GIVEN PROBLEM => Leave out the pictures and transcribe everything else exactly.

Data listing:
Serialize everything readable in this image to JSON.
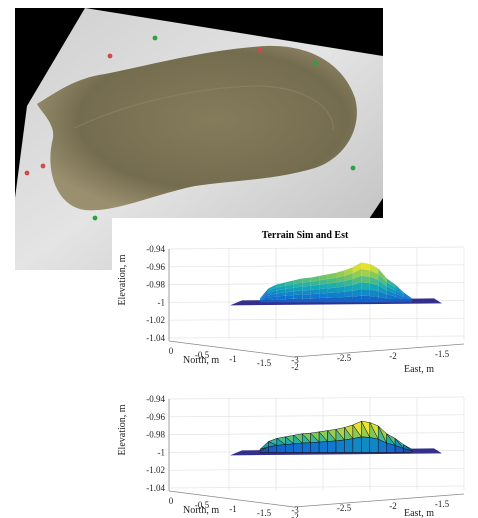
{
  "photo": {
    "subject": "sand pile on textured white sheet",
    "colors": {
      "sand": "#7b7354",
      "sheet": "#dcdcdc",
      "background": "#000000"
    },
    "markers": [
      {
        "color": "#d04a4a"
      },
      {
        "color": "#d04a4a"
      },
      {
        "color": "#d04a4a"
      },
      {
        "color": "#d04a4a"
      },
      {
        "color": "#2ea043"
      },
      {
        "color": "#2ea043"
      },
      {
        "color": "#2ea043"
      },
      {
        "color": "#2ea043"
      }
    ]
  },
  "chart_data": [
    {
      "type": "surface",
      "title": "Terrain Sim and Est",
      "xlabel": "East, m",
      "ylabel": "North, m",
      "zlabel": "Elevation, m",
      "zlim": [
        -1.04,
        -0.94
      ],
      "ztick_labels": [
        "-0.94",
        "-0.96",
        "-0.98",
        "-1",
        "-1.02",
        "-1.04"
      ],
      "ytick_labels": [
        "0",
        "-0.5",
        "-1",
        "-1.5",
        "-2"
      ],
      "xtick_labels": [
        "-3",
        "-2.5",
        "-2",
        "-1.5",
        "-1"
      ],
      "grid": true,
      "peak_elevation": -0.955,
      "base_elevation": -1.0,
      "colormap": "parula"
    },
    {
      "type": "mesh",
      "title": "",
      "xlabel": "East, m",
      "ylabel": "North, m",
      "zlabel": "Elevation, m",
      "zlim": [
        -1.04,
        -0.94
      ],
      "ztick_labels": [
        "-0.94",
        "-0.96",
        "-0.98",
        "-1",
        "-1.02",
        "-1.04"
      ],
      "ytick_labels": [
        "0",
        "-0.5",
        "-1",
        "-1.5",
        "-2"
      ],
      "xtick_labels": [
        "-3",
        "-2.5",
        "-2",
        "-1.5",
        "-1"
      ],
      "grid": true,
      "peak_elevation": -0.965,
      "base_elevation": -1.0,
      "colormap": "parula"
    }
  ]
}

FINISHED EXERCISE =>
Serialize everything readable in this image to JSON.
{
  "photo": {
    "subject": "sand pile on textured white sheet",
    "colors": {
      "sand": "#7b7354",
      "sheet": "#dcdcdc",
      "background": "#000000"
    },
    "markers": [
      {
        "color": "#d04a4a"
      },
      {
        "color": "#d04a4a"
      },
      {
        "color": "#d04a4a"
      },
      {
        "color": "#d04a4a"
      },
      {
        "color": "#2ea043"
      },
      {
        "color": "#2ea043"
      },
      {
        "color": "#2ea043"
      },
      {
        "color": "#2ea043"
      }
    ]
  },
  "chart_data": [
    {
      "type": "surface",
      "title": "Terrain Sim and Est",
      "xlabel": "East, m",
      "ylabel": "North, m",
      "zlabel": "Elevation, m",
      "zlim": [
        -1.04,
        -0.94
      ],
      "ztick_labels": [
        "-0.94",
        "-0.96",
        "-0.98",
        "-1",
        "-1.02",
        "-1.04"
      ],
      "ytick_labels": [
        "0",
        "-0.5",
        "-1",
        "-1.5",
        "-2"
      ],
      "xtick_labels": [
        "-3",
        "-2.5",
        "-2",
        "-1.5",
        "-1"
      ],
      "grid": true,
      "peak_elevation": -0.955,
      "base_elevation": -1.0,
      "colormap": "parula"
    },
    {
      "type": "mesh",
      "title": "",
      "xlabel": "East, m",
      "ylabel": "North, m",
      "zlabel": "Elevation, m",
      "zlim": [
        -1.04,
        -0.94
      ],
      "ztick_labels": [
        "-0.94",
        "-0.96",
        "-0.98",
        "-1",
        "-1.02",
        "-1.04"
      ],
      "ytick_labels": [
        "0",
        "-0.5",
        "-1",
        "-1.5",
        "-2"
      ],
      "xtick_labels": [
        "-3",
        "-2.5",
        "-2",
        "-1.5",
        "-1"
      ],
      "grid": true,
      "peak_elevation": -0.965,
      "base_elevation": -1.0,
      "colormap": "parula"
    }
  ]
}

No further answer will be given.